_Aim_
Retype the section of the news article on journalists' trials, starting with the words "Court lifts Çağdaş" and ending after "Court of Istanbul.".

_Passage given_
==========

Çağdaş Kaplan handed down 6-year prison sentence in long-running case; Hayri Demir convicted for his social media posts 

A court in Sakarya on May 31 sentenced journalist Çağdaş Kaplan to 6 years and 3 months in prison for “membership in a terrorist organization.” Kaplan, who recently became the founding editor-in-chief of the daily newspaper Yeni Yaşam, launched earlier in May, was also handed down a travel ban pending the appeal process.

A report about the hearing, monitored by P24, can be accessed here.

Court lifts Çağdaş Erdoğan’s travel ban

Photojournalist Çağdaş Erdoğan on June 1 appeared before an Istanbul court for the second hearing of a trial in which he stands accused of “membership in a terrorist organization” and “conducting propaganda for a terrorist organization,” facing up to 22.5 years in prison. 

P24 monitored the hearing at the 33rd High Criminal Court of Istanbul. 

Addressing the court during the hearing, Erdoğan said he was not linked with any terrorist group, adding that he believed he would be acquitted of the charges eventually. “I have four upcoming exhibitions abroad in the next couple of months,” Erdoğan said, requesting the court to lift the travel ban imposed on him as a judicial control measure.

The court ruled for the lifting of the travel ban imposed on Erdoğan and exempted him from attending the hearings. The trial was adjourned until November 2, 2018.

Erdoğan was arrested on September 2, 2017, while taking photos in Istanbul’s Kadıköy district. Accused of photographing a social facility for the employees of the National Intelligence Organization (MİT), Erdoğan was imprisoned 11 days later. He remained in detention on remand for more than 5 months before the trial court ruled for his release at the end of his first hearing on February 13, 2018.

Journalists to appear in court for publishing Afrin statement

A prosecutor in the Aegean town of Didim is pressing charges against three local journalists for reporting on an anti-war press statement. The statement by representatives from the local branch of Turkey’s Labour Party (EMEP) was about Turkey’s military operation on Syria’s Afrin.

Mustafa Öge, the owner of the local newspaper Didim Özgürses, Ergün Korkmaz, who owns the newspaper Mavi Didim, and Erdem Özden, an employee for Mavi Didim, as well as the district chair of EMEP, Kazım Temiz, are indicted for “inciting the public” and are set to appear before a Didim court on June 22 for the first hearing of their case.

==========

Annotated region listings
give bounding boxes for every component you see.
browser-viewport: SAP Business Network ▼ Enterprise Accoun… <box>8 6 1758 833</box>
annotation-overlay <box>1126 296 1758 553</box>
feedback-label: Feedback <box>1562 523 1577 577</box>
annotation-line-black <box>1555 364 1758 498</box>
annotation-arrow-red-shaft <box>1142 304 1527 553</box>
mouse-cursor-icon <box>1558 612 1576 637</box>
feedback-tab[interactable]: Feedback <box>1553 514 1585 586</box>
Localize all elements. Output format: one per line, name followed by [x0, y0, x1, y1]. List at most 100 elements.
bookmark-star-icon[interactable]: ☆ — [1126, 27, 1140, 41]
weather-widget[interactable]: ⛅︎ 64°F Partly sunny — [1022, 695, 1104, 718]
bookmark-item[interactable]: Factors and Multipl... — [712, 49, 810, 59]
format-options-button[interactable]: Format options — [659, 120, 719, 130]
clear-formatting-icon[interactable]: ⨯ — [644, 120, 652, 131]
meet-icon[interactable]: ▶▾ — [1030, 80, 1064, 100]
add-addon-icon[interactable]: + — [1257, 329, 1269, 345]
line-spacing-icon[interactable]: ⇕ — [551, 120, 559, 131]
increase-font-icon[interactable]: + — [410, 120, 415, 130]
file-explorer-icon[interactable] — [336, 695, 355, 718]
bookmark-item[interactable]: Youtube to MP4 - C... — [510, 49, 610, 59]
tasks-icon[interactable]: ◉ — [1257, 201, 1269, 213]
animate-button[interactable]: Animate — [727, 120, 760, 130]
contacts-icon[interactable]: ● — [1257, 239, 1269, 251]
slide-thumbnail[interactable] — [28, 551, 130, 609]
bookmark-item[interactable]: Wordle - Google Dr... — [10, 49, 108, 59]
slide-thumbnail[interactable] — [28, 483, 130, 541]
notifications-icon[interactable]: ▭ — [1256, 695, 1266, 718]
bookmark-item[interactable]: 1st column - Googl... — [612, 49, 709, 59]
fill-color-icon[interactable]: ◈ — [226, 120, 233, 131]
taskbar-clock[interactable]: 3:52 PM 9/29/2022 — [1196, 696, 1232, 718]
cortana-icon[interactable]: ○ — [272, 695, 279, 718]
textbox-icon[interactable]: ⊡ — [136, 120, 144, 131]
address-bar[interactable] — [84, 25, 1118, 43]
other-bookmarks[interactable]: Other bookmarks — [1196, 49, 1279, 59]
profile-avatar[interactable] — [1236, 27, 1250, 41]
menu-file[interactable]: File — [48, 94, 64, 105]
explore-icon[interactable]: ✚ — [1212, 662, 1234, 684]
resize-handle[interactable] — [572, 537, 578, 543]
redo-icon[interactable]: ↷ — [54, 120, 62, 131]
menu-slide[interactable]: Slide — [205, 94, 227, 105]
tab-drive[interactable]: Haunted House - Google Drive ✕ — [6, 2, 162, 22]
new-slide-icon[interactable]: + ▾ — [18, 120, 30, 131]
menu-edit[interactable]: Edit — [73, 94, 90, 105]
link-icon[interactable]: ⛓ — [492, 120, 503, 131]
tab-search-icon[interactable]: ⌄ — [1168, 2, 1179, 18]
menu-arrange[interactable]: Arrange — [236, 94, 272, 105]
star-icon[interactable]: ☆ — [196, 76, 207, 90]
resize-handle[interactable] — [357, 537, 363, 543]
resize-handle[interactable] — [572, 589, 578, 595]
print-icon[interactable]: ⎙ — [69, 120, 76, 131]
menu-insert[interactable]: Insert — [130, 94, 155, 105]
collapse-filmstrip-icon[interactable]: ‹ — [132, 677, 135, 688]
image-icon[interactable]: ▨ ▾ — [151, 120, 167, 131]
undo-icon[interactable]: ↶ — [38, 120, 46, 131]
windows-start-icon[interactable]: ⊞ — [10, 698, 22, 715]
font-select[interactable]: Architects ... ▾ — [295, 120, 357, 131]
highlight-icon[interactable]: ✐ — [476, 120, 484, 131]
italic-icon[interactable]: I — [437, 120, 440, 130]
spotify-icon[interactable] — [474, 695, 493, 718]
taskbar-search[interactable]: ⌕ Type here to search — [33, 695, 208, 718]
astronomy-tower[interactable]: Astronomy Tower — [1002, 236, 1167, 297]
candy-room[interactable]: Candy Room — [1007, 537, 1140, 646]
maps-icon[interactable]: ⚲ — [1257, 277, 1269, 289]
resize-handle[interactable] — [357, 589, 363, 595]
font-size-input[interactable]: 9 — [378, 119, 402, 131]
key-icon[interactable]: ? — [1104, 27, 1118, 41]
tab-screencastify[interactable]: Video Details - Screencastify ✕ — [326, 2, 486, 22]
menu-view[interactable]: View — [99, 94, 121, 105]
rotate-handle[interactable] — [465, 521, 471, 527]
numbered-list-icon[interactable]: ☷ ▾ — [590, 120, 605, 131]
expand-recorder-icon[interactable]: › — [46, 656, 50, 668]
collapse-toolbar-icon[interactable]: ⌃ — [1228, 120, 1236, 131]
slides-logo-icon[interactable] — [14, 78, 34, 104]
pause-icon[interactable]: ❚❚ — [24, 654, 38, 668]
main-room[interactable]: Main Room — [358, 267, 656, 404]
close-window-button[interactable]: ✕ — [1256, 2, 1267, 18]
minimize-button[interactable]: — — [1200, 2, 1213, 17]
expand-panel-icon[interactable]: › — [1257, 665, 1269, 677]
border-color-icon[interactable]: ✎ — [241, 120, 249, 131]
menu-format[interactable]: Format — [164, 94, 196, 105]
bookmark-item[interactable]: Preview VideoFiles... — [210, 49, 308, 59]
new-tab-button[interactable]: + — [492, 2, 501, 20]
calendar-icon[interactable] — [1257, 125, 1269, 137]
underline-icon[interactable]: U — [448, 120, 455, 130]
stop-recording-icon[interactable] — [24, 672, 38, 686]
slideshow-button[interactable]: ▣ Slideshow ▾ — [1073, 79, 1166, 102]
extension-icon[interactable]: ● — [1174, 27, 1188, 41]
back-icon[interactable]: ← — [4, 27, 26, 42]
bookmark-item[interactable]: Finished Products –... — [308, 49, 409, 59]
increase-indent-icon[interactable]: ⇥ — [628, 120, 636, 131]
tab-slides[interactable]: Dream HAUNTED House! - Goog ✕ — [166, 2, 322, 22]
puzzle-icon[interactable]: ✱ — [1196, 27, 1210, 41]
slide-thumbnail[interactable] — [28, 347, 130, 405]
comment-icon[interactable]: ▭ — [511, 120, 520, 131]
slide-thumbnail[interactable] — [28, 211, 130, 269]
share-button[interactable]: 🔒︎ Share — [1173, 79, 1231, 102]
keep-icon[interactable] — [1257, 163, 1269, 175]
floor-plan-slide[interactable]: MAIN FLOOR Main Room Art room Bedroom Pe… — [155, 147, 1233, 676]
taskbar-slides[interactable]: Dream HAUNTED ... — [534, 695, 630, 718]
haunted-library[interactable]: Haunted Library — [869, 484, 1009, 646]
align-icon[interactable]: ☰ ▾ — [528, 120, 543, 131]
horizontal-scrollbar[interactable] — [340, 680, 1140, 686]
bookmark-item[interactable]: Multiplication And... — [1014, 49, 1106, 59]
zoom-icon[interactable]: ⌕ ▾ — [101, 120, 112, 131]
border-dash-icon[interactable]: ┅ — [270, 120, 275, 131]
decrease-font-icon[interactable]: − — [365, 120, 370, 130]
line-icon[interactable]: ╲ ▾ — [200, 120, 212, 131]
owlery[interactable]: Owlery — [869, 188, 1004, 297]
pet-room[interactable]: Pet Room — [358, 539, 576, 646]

==========

_Result for this task_
Court lifts Çağdaş Erdoğan’s travel ban

Photojournalist Çağdaş Erdoğan on June 1 appeared before an Istanbul court for the second hearing of a trial in which he stands accused of “membership in a terrorist organization” and “conducting propaganda for a terrorist organization,” facing up to 22.5 years in prison. 

P24 monitored the hearing at the 33rd High Criminal Court of Istanbul.